[Exercise aim] Look at the entries below and reproduce them exactly.

(Collection entries)

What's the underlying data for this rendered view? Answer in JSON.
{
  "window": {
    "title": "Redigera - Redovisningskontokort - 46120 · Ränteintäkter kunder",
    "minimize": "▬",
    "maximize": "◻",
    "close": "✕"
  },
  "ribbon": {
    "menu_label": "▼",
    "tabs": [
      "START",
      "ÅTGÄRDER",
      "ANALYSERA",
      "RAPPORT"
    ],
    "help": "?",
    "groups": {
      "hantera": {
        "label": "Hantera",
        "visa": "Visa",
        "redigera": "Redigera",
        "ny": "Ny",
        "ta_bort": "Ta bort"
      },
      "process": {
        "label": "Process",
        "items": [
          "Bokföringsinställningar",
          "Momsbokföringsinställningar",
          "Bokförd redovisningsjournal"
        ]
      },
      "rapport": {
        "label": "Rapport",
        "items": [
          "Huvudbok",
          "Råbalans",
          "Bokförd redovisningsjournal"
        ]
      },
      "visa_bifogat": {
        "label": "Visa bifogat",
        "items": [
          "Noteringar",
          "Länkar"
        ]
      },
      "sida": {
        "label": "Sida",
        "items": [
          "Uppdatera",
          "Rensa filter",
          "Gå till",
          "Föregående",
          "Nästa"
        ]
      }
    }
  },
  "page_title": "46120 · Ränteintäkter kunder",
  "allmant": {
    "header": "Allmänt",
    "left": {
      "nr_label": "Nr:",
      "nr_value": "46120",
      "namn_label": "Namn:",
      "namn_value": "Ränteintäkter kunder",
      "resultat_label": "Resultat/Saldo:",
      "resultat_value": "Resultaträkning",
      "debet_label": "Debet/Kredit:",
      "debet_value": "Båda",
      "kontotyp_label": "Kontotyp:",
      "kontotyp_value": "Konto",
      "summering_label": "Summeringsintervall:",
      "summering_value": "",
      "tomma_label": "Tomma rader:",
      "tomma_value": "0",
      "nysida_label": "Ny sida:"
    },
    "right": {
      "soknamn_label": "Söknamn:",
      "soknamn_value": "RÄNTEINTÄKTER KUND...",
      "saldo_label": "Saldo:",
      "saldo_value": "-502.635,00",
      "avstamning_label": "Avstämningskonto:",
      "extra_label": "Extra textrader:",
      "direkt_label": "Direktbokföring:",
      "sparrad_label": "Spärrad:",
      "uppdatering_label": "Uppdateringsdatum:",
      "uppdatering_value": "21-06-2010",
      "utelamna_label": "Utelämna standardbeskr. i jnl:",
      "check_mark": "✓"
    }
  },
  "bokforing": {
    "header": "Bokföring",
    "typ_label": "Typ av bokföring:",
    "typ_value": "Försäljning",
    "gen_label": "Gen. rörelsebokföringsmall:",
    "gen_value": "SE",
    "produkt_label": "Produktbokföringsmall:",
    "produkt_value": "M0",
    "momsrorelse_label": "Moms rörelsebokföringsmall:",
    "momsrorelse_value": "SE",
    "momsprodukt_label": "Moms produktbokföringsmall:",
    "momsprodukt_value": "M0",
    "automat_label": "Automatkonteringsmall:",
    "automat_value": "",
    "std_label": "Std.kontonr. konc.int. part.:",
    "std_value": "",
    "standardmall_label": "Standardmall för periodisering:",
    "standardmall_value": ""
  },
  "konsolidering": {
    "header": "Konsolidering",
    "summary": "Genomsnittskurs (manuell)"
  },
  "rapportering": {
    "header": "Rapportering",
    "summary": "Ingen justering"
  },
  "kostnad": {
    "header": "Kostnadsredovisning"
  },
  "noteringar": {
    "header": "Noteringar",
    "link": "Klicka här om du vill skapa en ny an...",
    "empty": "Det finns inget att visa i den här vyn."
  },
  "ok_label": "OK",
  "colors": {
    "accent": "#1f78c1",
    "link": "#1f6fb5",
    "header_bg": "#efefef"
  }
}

[Answer]
What's the underlying data for this rendered view? Answer in JSON.
{
  "window": {
    "title": "Redigera - Redovisningskontokort - 46120 · Ränteintäkter kunder",
    "minimize": "▬",
    "maximize": "◻",
    "close": "✕"
  },
  "ribbon": {
    "menu_label": "▼",
    "tabs": [
      "START",
      "ÅTGÄRDER",
      "ANALYSERA",
      "RAPPORT"
    ],
    "help": "?",
    "groups": {
      "hantera": {
        "label": "Hantera",
        "visa": "Visa",
        "redigera": "Redigera",
        "ny": "Ny",
        "ta_bort": "Ta bort"
      },
      "process": {
        "label": "Process",
        "items": [
          "Bokföringsinställningar",
          "Momsbokföringsinställningar",
          "Bokförd redovisningsjournal"
        ]
      },
      "rapport": {
        "label": "Rapport",
        "items": [
          "Huvudbok",
          "Råbalans",
          "Bokförd redovisningsjournal"
        ]
      },
      "visa_bifogat": {
        "label": "Visa bifogat",
        "items": [
          "Noteringar",
          "Länkar"
        ]
      },
      "sida": {
        "label": "Sida",
        "items": [
          "Uppdatera",
          "Rensa filter",
          "Gå till",
          "Föregående",
          "Nästa"
        ]
      }
    }
  },
  "page_title": "46120 · Ränteintäkter kunder",
  "allmant": {
    "header": "Allmänt",
    "left": {
      "nr_label": "Nr:",
      "nr_value": "46120",
      "namn_label": "Namn:",
      "namn_value": "Ränteintäkter kunder",
      "resultat_label": "Resultat/Saldo:",
      "resultat_value": "Resultaträkning",
      "debet_label": "Debet/Kredit:",
      "debet_value": "Båda",
      "kontotyp_label": "Kontotyp:",
      "kontotyp_value": "Konto",
      "summering_label": "Summeringsintervall:",
      "summering_value": "",
      "tomma_label": "Tomma rader:",
      "tomma_value": "0",
      "nysida_label": "Ny sida:"
    },
    "right": {
      "soknamn_label": "Söknamn:",
      "soknamn_value": "RÄNTEINTÄKTER KUND...",
      "saldo_label": "Saldo:",
      "saldo_value": "-502.635,00",
      "avstamning_label": "Avstämningskonto:",
      "extra_label": "Extra textrader:",
      "direkt_label": "Direktbokföring:",
      "sparrad_label": "Spärrad:",
      "uppdatering_label": "Uppdateringsdatum:",
      "uppdatering_value": "21-06-2010",
      "utelamna_label": "Utelämna standardbeskr. i jnl:",
      "check_mark": "✓"
    }
  },
  "bokforing": {
    "header": "Bokföring",
    "typ_label": "Typ av bokföring:",
    "typ_value": "Försäljning",
    "gen_label": "Gen. rörelsebokföringsmall:",
    "gen_value": "SE",
    "produkt_label": "Produktbokföringsmall:",
    "produkt_value": "M0",
    "momsrorelse_label": "Moms rörelsebokföringsmall:",
    "momsrorelse_value": "SE",
    "momsprodukt_label": "Moms produktbokföringsmall:",
    "momsprodukt_value": "M0",
    "automat_label": "Automatkonteringsmall:",
    "automat_value": "",
    "std_label": "Std.kontonr. konc.int. part.:",
    "std_value": "",
    "standardmall_label": "Standardmall för periodisering:",
    "standardmall_value": ""
  },
  "konsolidering": {
    "header": "Konsolidering",
    "summary": "Genomsnittskurs (manuell)"
  },
  "rapportering": {
    "header": "Rapportering",
    "summary": "Ingen justering"
  },
  "kostnad": {
    "header": "Kostnadsredovisning"
  },
  "noteringar": {
    "header": "Noteringar",
    "link": "Klicka här om du vill skapa en ny an...",
    "empty": "Det finns inget att visa i den här vyn."
  },
  "ok_label": "OK",
  "colors": {
    "accent": "#1f78c1",
    "link": "#1f6fb5",
    "header_bg": "#efefef"
  }
}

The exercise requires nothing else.